### Written problem
Copy down every line where the string "Upgrade" shows up.

>>>>

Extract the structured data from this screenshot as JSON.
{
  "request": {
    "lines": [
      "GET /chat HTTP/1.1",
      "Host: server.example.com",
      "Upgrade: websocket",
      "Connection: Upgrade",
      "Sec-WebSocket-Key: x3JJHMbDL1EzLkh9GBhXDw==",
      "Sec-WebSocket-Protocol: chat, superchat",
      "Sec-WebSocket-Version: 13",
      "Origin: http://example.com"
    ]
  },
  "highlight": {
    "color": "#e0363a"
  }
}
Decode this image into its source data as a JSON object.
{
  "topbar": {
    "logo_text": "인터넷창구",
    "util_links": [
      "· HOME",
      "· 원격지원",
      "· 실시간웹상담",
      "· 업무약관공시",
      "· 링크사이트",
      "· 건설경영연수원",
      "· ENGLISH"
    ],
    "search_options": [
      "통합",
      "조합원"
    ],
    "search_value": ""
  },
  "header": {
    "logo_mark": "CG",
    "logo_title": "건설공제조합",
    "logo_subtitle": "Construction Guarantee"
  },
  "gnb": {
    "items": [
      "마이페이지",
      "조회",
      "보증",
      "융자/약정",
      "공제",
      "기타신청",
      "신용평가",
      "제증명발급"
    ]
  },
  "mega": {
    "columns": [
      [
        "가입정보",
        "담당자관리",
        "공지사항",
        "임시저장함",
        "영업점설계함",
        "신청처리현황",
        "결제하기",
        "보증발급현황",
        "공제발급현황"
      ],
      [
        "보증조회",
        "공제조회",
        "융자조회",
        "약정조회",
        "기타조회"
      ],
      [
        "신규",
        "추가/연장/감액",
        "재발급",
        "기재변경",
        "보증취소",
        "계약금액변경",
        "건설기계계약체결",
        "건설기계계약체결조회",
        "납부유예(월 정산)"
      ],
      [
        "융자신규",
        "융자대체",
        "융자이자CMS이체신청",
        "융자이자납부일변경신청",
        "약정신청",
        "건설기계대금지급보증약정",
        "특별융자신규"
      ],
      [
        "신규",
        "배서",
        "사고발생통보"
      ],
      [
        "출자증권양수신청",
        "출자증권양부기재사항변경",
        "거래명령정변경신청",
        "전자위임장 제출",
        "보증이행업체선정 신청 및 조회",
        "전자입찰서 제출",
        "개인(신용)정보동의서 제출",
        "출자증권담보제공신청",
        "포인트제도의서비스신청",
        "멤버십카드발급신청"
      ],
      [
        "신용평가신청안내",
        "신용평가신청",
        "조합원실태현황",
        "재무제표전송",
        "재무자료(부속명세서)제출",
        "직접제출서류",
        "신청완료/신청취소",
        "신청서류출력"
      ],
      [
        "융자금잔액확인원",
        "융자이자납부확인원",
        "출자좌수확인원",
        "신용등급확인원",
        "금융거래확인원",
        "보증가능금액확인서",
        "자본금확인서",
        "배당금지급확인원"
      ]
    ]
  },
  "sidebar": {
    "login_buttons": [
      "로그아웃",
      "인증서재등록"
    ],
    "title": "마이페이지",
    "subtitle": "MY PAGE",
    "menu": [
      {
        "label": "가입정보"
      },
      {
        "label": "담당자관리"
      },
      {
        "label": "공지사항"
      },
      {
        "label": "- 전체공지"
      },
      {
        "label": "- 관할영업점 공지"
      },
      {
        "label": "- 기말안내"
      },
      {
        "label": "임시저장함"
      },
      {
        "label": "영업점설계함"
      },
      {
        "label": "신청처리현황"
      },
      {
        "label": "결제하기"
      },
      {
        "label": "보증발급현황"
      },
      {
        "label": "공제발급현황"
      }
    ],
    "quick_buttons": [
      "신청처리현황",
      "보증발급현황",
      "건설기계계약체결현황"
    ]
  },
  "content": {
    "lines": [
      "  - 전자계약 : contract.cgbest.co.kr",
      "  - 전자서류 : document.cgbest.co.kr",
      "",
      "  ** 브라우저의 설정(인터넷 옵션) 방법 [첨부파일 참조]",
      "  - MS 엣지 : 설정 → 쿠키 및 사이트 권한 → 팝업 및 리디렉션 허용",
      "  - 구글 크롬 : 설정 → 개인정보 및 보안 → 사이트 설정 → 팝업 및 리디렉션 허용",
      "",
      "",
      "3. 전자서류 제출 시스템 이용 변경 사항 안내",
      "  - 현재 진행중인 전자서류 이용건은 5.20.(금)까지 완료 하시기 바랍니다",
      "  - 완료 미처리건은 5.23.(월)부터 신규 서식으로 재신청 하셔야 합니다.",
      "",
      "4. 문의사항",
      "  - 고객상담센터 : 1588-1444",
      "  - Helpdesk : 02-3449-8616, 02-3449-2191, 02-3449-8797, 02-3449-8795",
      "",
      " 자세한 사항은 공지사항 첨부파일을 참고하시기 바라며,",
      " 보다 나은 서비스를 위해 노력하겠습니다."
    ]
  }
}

<<<<

### Output for this exercise
      "Upgrade: websocket",
      "Connection: Upgrade",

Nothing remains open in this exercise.